(Collected data entries)
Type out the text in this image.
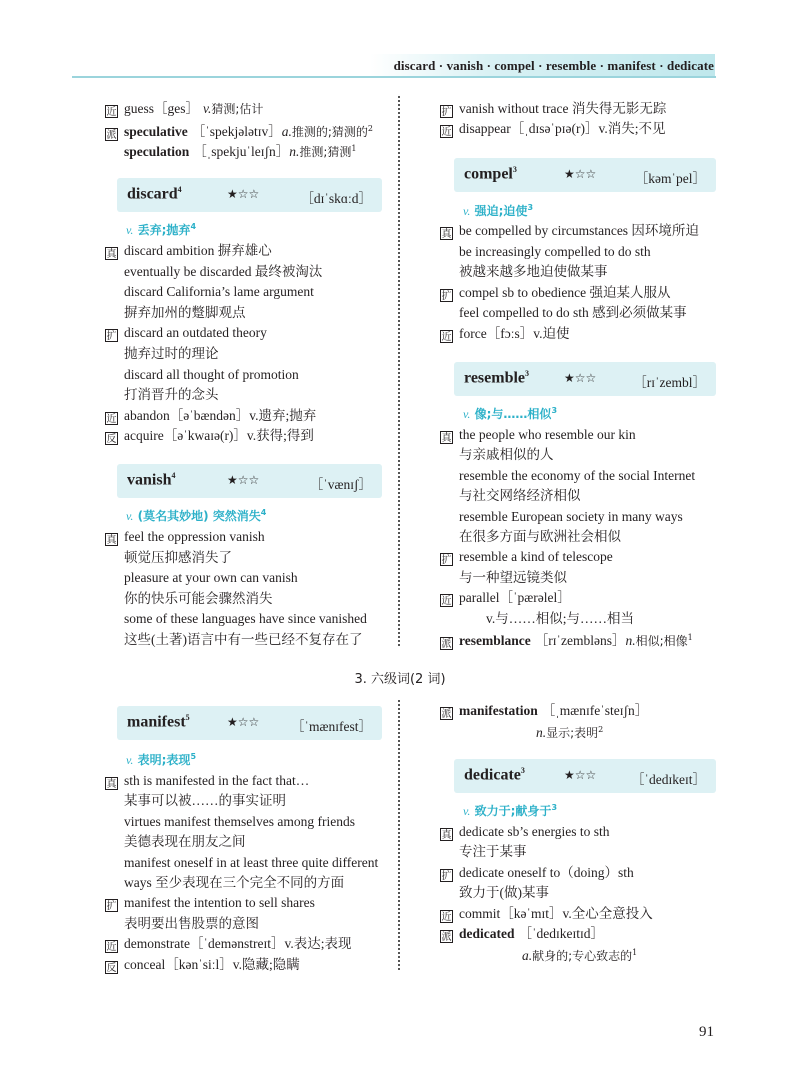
discard · vanish · compel · resemble · manifest · dedicate
近 guess［ges］ v.猜测;估计
派 speculative ［ˈspekjələtɪv］a.推测的;猜测的$^2$
speculation ［ˌspekjuˈleɪʃn］n.推测;猜测$^1$
discard$^4$	★☆☆	［dɪˈskɑːd］
v. 丢弃;抛弃$^4$
真 discard ambition 摒弃雄心
eventually be discarded 最终被淘汰
discard California’s lame argument
摒弃加州的蹩脚观点
扩 discard an outdated theory
抛弃过时的理论
discard all thought of promotion
打消晋升的念头
近 abandon［əˈbændən］v.遗弃;抛弃
反 acquire［əˈkwaɪə(r)］v.获得;得到
vanish$^4$	★☆☆	［ˈvænɪʃ］
v. (莫名其妙地) 突然消失$^4$
真 feel the oppression vanish
顿觉压抑感消失了
pleasure at your own can vanish
你的快乐可能会骤然消失
some of these languages have since vanished
这些(土著)语言中有一些已经不复存在了
扩 vanish without trace 消失得无影无踪
近 disappear［ˌdɪsəˈpɪə(r)］v.消失;不见
compel$^3$	★☆☆	［kəmˈpel］
v. 强迫;迫使$^3$
真 be compelled by circumstances 因环境所迫
be increasingly compelled to do sth
被越来越多地迫使做某事
扩 compel sb to obedience 强迫某人服从
feel compelled to do sth 感到必须做某事
近 force［fɔːs］v.迫使
resemble$^3$	★☆☆	［rɪˈzembl］
v. 像;与……相似$^3$
真 the people who resemble our kin
与亲戚相似的人
resemble the economy of the social Internet
与社交网络经济相似
resemble European society in many ways
在很多方面与欧洲社会相似
扩 resemble a kind of telescope
与一种望远镜类似
近 parallel［ˈpærəlel］
v.与……相似;与……相当
派 resemblance ［rɪˈzembləns］n.相似;相像$^1$
3. 六级词(2 词)
manifest$^5$	★☆☆ ［ˈmænɪfest］
v. 表明;表现$^5$
真 sth is manifested in the fact that…
某事可以被……的事实证明
virtues manifest themselves among friends
美德表现在朋友之间
manifest oneself in at least three quite different
ways 至少表现在三个完全不同的方面
扩 manifest the intention to sell shares
表明要出售股票的意图
近 demonstrate［ˈdemənstreɪt］v.表达;表现
反 conceal［kənˈsiːl］v.隐藏;隐瞒
派 manifestation ［ˌmænɪfeˈsteɪʃn］
n.显示;表明$^2$
dedicate$^3$	★☆☆	［ˈdedɪkeɪt］
v. 致力于;献身于$^3$
真 dedicate sb’s energies to sth
专注于某事
扩 dedicate oneself to（doing）sth
致力于(做)某事
近 commit［kəˈmɪt］v.全心全意投入
派 dedicated ［ˈdedɪkeɪtɪd］
a.献身的;专心致志的$^1$
91
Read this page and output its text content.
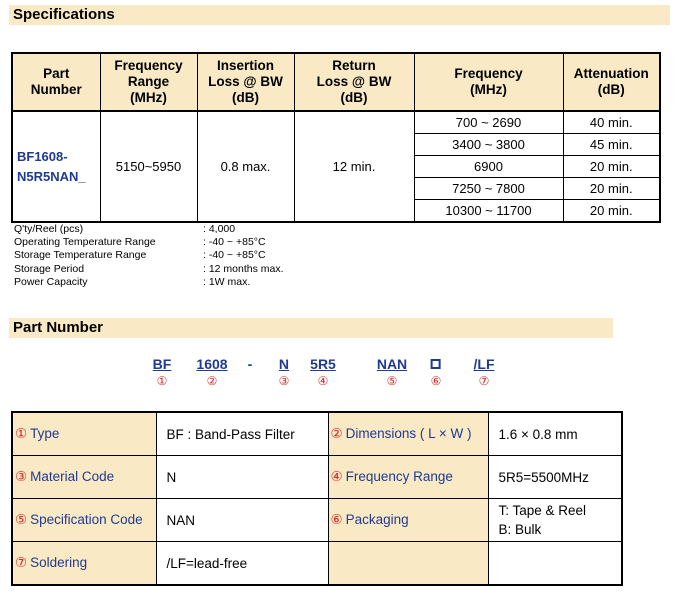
Specifications
Part
Number	Frequency
Range
(MHz)	Insertion
Loss @ BW
(dB)	Return
Loss @ BW
(dB)	Frequency
(MHz)	Attenuation
(dB)
BF1608-
N5R5NAN_	5150~5950	0.8 max.	12 min.	700 ~ 2690	40 min.
				3400 ~ 3800	45 min.
				6900	20 min.
				7250 ~ 7800	20 min.
				10300 ~ 11700	20 min.
Q'ty/Reel (pcs)	: 4,000
Operating Temperature Range	: -40 ~ +85°C
Storage Temperature Range	: -40 ~ +85°C
Storage Period	: 12 months max.
Power Capacity	: 1W max.
Part Number
BF
①
1608
②
- N
③
5R5
④
NAN
⑤	⑥
/LF
⑦
① Type	BF : Band-Pass Filter	② Dimensions ( L × W )	1.6 × 0.8 mm
③ Material Code	N	④ Frequency Range	5R5=5500MHz
⑤ Specification Code	NAN	⑥ Packaging	T: Tape & Reel
B: Bulk

⑦ Soldering	/LF=lead-free		
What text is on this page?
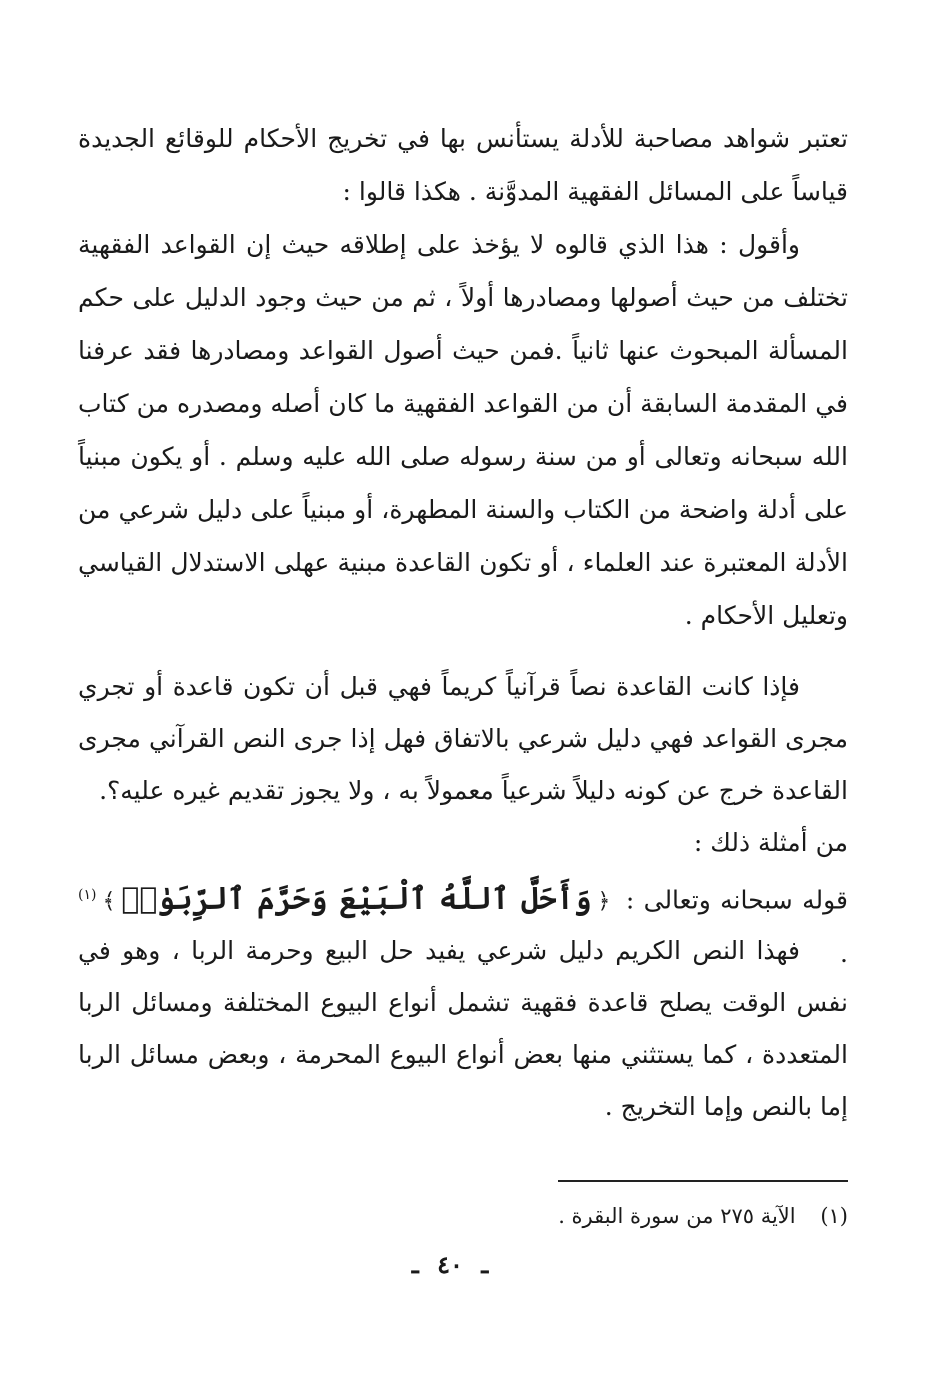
تعتبر شواهد مصاحبة للأدلة يستأنس بها في تخريج الأحكام للوقائع الجديدة قياساً على المسائل الفقهية المدوَّنة . هكذا قالوا :

وأقول : هذا الذي قالوه لا يؤخذ على إطلاقه حيث إن القواعد الفقهية تختلف من حيث أصولها ومصادرها أولاً ، ثم من حيث وجود الدليل على حكم المسألة المبحوث عنها ثانياً .فمن حيث أصول القواعد ومصادرها فقد عرفنا في المقدمة السابقة أن من القواعد الفقهية ما كان أصله ومصدره من كتاب الله سبحانه وتعالى أو من سنة رسوله صلى الله عليه وسلم . أو يكون مبنياً على أدلة واضحة من الكتاب والسنة المطهرة، أو مبنياً على دليل شرعي من الأدلة المعتبرة عند العلماء ، أو تكون القاعدة مبنية عهلى الاستدلال القياسي وتعليل الأحكام .

فإذا كانت القاعدة نصاً قرآنياً كريماً فهي قبل أن تكون قاعدة أو تجري مجرى القواعد فهي دليل شرعي بالاتفاق فهل إذا جرى النص القرآني مجرى القاعدة خرج عن كونه دليلاً شرعياً معمولاً به ، ولا يجوز تقديم غيره عليه؟.

من أمثلة ذلك :

قوله سبحانه وتعالى : ﴿وَأَحَلَّ ٱللَّهُ ٱلْبَيْعَ وَحَرَّمَ ٱلرِّبَوٰا۟﴾$^{(١)}$ .

فهذا النص الكريم دليل شرعي يفيد حل البيع وحرمة الربا ، وهو في نفس الوقت يصلح قاعدة فقهية تشمل أنواع البيوع المختلفة ومسائل الربا المتعددة ، كما يستثني منها بعض أنواع البيوع المحرمة ، وبعض مسائل الربا إما بالنص وإما التخريج .

(١) الآية ٢٧٥ من سورة البقرة .
ـ ٤٠ ـ
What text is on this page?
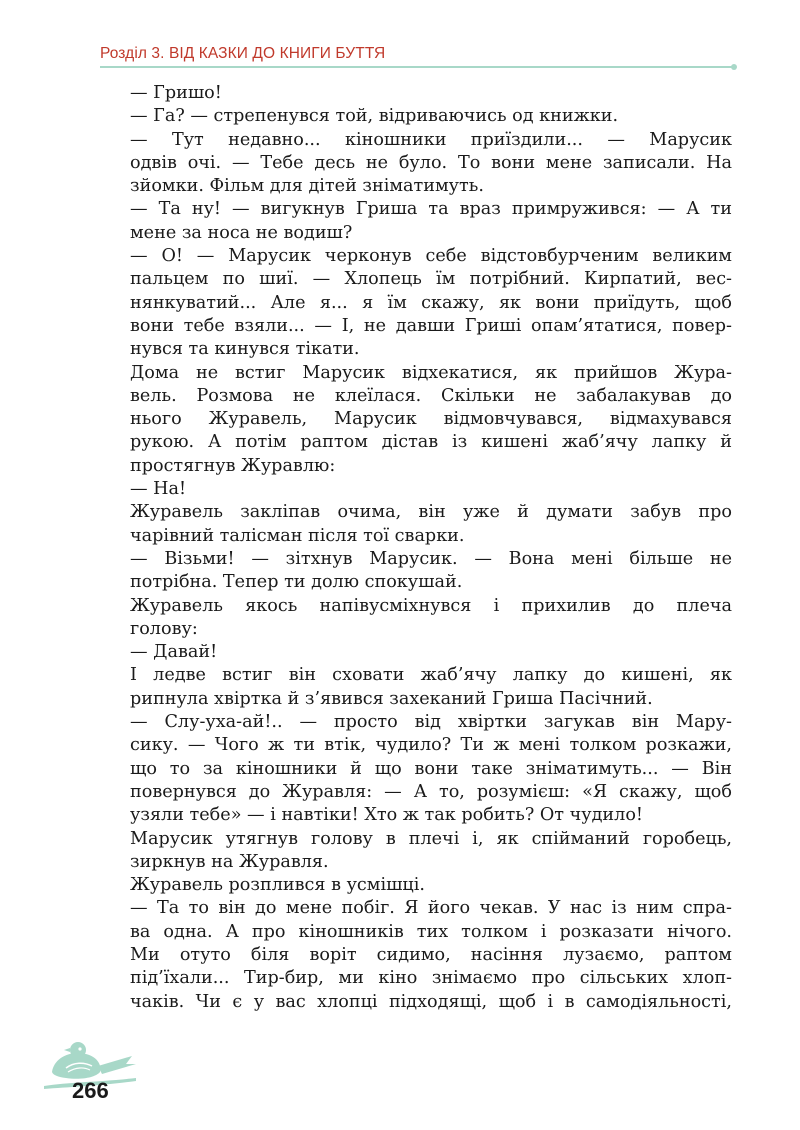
Розділ 3. ВІД КАЗКИ ДО КНИГИ БУТТЯ
— Гришо!
— Га? — стрепенувся той, відриваючись од книжки.
— Тут недавно... кіношники приїздили... — Марусик
одвів очі. — Тебе десь не було. То вони мене записали. На
зйомки. Фільм для дітей зніматимуть.
— Та ну! — вигукнув Гриша та враз примружився: — А ти
мене за носа не водиш?
— О! — Марусик черконув себе відстовбурченим великим
пальцем по шиї. — Хлопець їм потрібний. Кирпатий, вес-
нянкуватий... Але я... я їм скажу, як вони приїдуть, щоб
вони тебе взяли... — І, не давши Гриші опам’ятатися, повер-
нувся та кинувся тікати.
Дома не встиг Марусик відхекатися, як прийшов Жура-
вель. Розмова не клеїлася. Скільки не забалакував до
нього Журавель, Марусик відмовчувався, відмахувався
рукою. А потім раптом дістав із кишені жаб’ячу лапку й
простягнув Журавлю:
— На!
Журавель закліпав очима, він уже й думати забув про
чарівний талісман після тої сварки.
— Візьми! — зітхнув Марусик. — Вона мені більше не
потрібна. Тепер ти долю спокушай.
Журавель якось напівусміхнувся і прихилив до плеча
голову:
— Давай!
І ледве встиг він сховати жаб’ячу лапку до кишені, як
рипнула хвіртка й з’явився захеканий Гриша Пасічний.
— Слу-уха-ай!.. — просто від хвіртки загукав він Мару-
сику. — Чого ж ти втік, чудило? Ти ж мені толком розкажи,
що то за кіношники й що вони таке зніматимуть... — Він
повернувся до Журавля: — А то, розумієш: «Я скажу, щоб
узяли тебе» — і навтіки! Хто ж так робить? От чудило!
Марусик утягнув голову в плечі і, як спійманий горобець,
зиркнув на Журавля.
Журавель розплився в усмішці.
— Та то він до мене побіг. Я його чекав. У нас із ним спра-
ва одна. А про кіношників тих толком і розказати нічого.
Ми отуто біля воріт сидимо, насіння лузаємо, раптом
під’їхали... Тир-бир, ми кіно знімаємо про сільських хлоп-
чаків. Чи є у вас хлопці підходящі, щоб і в самодіяльності,
266
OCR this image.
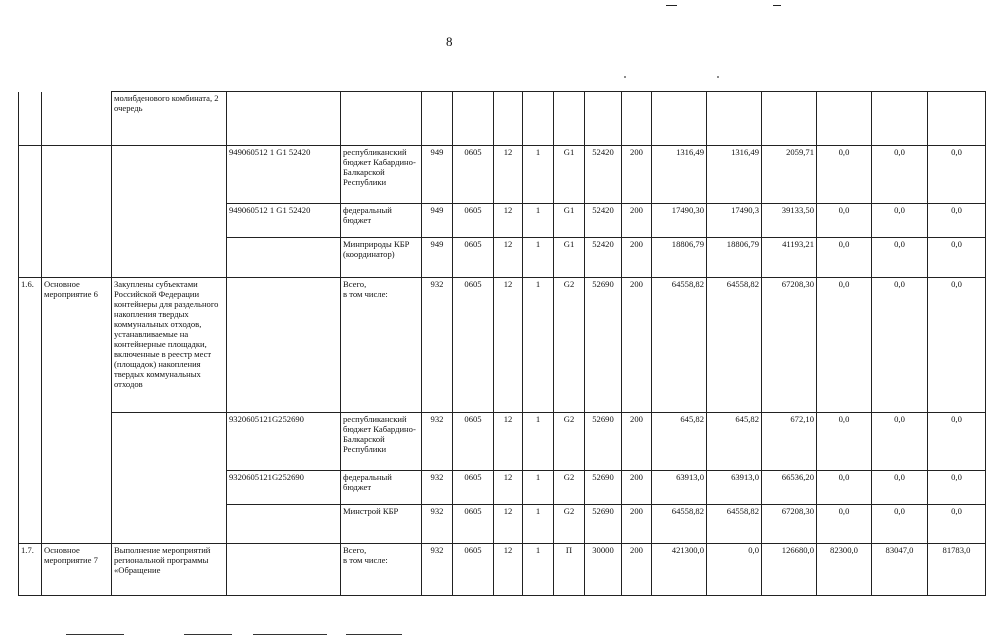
8
		молибденового комбината, 2 очередь															
			949060512 1 G1 52420	республиканский бюджет Кабардино-Балкарской Республики	949	0605	12	1	G1	52420	200	1316,49	1316,49	2059,71	0,0	0,0	0,0
			949060512 1 G1 52420	федеральный бюджет	949	0605	12	1	G1	52420	200	17490,30	17490,3	39133,50	0,0	0,0	0,0
				Минприроды КБР (координатор)	949	0605	12	1	G1	52420	200	18806,79	18806,79	41193,21	0,0	0,0	0,0
1.6.	Основное мероприятие 6	Закуплены субъектами Российской Федерации контейнеры для раздельного накопления твердых коммунальных отходов, устанавливаемые на контейнерные площадки, включенные в реестр мест (площадок) накопления твердых коммунальных отходов		Всего,
в том числе:	932	0605	12	1	G2	52690	200	64558,82	64558,82	67208,30	0,0	0,0	0,0
			9320605121G252690	республиканский бюджет Кабардино-Балкарской Республики	932	0605	12	1	G2	52690	200	645,82	645,82	672,10	0,0	0,0	0,0
			9320605121G252690	федеральный бюджет	932	0605	12	1	G2	52690	200	63913,0	63913,0	66536,20	0,0	0,0	0,0
				Минстрой КБР	932	0605	12	1	G2	52690	200	64558,82	64558,82	67208,30	0,0	0,0	0,0
1.7.	Основное мероприятие 7	Выполнение мероприятий региональной программы «Обращение		Всего,
в том числе:	932	0605	12	1	П	30000	200	421300,0	0,0	126680,0	82300,0	83047,0	81783,0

* Stated exercise: Copy all the lines above that hold the string "чудило".

* Solution to the problem:
сику. — Чого ж ти втік, чудило? Ти ж мені толком розкажи,
узяли тебе» — і навтіки! Хто ж так робить? От чудило!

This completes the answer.